▶ [TASK TO COMPLETE]: Your answer should be a single number: the count of lines that include "series".

%%

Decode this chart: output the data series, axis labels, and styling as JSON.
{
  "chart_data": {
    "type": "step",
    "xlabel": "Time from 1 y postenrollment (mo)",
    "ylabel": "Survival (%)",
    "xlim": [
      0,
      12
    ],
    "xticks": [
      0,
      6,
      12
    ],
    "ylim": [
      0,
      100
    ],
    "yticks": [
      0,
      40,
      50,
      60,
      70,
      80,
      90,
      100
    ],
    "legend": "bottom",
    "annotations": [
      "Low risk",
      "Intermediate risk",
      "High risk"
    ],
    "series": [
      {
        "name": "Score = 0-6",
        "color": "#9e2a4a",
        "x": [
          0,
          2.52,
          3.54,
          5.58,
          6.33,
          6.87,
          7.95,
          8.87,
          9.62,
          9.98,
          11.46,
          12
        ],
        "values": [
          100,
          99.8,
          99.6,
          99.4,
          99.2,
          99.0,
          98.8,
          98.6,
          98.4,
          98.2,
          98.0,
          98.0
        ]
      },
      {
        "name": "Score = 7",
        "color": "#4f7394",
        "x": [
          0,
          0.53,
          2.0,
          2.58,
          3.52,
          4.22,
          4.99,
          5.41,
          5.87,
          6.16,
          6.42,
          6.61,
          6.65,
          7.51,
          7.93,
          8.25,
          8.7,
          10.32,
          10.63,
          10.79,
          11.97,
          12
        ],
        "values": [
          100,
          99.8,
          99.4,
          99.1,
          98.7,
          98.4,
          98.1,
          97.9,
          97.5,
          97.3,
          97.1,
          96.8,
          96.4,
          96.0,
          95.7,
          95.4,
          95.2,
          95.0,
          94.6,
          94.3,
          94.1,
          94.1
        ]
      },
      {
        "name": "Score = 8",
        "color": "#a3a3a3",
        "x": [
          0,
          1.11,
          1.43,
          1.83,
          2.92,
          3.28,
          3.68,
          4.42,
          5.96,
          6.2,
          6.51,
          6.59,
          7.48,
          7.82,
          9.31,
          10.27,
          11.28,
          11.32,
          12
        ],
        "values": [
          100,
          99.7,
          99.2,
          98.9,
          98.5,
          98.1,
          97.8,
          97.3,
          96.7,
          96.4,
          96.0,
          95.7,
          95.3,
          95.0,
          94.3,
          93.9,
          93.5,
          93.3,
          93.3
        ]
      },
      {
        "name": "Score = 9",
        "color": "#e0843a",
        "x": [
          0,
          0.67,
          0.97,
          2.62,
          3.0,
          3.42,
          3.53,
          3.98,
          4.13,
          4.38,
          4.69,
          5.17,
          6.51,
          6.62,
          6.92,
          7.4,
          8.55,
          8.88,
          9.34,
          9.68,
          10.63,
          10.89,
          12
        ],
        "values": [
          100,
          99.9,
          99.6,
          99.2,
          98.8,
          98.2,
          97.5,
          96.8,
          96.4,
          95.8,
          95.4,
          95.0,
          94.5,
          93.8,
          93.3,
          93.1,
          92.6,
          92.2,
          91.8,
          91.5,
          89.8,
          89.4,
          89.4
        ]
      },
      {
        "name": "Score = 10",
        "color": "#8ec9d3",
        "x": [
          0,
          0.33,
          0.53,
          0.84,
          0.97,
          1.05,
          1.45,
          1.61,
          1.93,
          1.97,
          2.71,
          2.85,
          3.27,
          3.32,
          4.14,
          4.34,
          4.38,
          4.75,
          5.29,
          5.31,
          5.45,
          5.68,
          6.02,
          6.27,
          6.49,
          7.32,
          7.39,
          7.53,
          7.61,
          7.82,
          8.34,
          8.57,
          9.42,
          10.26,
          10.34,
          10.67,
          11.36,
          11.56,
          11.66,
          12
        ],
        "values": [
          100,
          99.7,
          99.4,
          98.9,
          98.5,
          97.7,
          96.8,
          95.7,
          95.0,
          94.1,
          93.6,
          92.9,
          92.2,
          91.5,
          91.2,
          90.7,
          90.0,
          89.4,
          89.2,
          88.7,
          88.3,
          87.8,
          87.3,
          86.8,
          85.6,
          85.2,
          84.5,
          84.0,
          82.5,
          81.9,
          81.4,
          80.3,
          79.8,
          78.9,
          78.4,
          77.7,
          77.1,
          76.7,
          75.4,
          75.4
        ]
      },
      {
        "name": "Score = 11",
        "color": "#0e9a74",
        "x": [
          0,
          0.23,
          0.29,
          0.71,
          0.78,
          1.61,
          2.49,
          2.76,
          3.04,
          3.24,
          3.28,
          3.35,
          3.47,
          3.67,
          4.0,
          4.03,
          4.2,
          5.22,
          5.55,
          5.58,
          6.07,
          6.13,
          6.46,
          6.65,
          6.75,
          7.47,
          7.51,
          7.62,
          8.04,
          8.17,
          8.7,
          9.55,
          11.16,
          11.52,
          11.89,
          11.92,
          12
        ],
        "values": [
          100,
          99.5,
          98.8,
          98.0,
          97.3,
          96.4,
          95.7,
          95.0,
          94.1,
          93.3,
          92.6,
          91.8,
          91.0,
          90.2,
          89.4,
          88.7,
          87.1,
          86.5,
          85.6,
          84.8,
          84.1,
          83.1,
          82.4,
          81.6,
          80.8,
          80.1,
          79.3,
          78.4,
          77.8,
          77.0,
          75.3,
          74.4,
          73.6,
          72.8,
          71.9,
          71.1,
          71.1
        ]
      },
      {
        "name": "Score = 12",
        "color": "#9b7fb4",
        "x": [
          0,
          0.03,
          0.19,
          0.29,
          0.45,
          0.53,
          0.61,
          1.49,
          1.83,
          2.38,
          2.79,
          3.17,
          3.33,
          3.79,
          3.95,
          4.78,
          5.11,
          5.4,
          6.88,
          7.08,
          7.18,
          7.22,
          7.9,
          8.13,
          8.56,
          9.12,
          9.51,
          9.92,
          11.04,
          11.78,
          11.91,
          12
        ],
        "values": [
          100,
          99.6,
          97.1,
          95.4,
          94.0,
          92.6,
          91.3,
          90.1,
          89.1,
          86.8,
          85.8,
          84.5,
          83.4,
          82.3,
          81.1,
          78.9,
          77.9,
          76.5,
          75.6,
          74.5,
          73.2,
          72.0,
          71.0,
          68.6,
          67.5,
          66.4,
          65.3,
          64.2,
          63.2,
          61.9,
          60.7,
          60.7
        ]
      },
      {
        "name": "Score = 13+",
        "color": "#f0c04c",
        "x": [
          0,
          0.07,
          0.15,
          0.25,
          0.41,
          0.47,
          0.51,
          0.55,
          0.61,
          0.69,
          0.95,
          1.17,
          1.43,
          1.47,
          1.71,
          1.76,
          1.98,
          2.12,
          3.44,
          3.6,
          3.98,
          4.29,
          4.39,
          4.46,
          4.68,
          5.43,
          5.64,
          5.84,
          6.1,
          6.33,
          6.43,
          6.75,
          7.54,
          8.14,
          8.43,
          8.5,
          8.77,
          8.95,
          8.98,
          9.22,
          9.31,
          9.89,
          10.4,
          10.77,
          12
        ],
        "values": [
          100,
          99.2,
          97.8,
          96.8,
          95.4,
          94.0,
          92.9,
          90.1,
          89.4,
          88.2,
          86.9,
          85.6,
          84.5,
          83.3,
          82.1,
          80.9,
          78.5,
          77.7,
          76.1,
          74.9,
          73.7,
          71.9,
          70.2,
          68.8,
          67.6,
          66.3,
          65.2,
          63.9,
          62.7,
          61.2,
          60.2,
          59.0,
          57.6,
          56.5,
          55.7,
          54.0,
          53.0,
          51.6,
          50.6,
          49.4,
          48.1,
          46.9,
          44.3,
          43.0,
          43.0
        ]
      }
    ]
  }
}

%%

▶ [RESULT OF THE EXERCISE]: 2